** START Material **

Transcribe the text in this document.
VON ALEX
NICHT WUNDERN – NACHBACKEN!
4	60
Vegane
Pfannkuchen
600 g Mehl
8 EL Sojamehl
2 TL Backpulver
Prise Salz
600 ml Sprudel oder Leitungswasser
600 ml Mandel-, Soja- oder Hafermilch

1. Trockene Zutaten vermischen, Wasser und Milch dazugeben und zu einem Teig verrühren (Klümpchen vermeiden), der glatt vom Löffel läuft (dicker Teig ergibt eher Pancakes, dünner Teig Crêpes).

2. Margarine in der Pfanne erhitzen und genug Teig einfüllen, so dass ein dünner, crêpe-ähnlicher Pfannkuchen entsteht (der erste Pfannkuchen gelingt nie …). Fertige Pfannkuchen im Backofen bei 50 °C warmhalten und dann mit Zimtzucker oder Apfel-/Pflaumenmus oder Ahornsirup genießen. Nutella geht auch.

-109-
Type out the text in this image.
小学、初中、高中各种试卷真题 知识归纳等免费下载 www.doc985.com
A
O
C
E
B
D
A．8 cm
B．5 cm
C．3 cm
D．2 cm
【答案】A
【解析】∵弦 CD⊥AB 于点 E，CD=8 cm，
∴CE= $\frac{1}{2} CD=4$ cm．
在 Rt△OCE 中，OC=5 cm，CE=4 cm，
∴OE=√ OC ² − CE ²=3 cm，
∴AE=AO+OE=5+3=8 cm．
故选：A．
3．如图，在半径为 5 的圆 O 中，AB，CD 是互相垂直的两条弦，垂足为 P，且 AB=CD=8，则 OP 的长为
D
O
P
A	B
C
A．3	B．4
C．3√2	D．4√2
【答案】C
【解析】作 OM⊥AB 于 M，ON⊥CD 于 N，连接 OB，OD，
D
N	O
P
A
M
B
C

** END Material **

§ **Your task**
Output the records above in their entirety, exactly.

§ **Solution**
Transcribe the text in this document.
VON ALEX
NICHT WUNDERN – NACHBACKEN!
4	60
Vegane
Pfannkuchen
600 g Mehl
8 EL Sojamehl
2 TL Backpulver
Prise Salz
600 ml Sprudel oder Leitungswasser
600 ml Mandel-, Soja- oder Hafermilch

1. Trockene Zutaten vermischen, Wasser und Milch dazugeben und zu einem Teig verrühren (Klümpchen vermeiden), der glatt vom Löffel läuft (dicker Teig ergibt eher Pancakes, dünner Teig Crêpes).

2. Margarine in der Pfanne erhitzen und genug Teig einfüllen, so dass ein dünner, crêpe-ähnlicher Pfannkuchen entsteht (der erste Pfannkuchen gelingt nie …). Fertige Pfannkuchen im Backofen bei 50 °C warmhalten und dann mit Zimtzucker oder Apfel-/Pflaumenmus oder Ahornsirup genießen. Nutella geht auch.

-109-
Type out the text in this image.
小学、初中、高中各种试卷真题 知识归纳等免费下载 www.doc985.com
A
O
C
E
B
D
A．8 cm
B．5 cm
C．3 cm
D．2 cm
【答案】A
【解析】∵弦 CD⊥AB 于点 E，CD=8 cm，
∴CE= $\frac{1}{2} CD=4$ cm．
在 Rt△OCE 中，OC=5 cm，CE=4 cm，
∴OE=√ OC ² − CE ²=3 cm，
∴AE=AO+OE=5+3=8 cm．
故选：A．
3．如图，在半径为 5 的圆 O 中，AB，CD 是互相垂直的两条弦，垂足为 P，且 AB=CD=8，则 OP 的长为
D
O
P
A	B
C
A．3	B．4
C．3√2	D．4√2
【答案】C
【解析】作 OM⊥AB 于 M，ON⊥CD 于 N，连接 OB，OD，
D
N	O
P
A
M
B
C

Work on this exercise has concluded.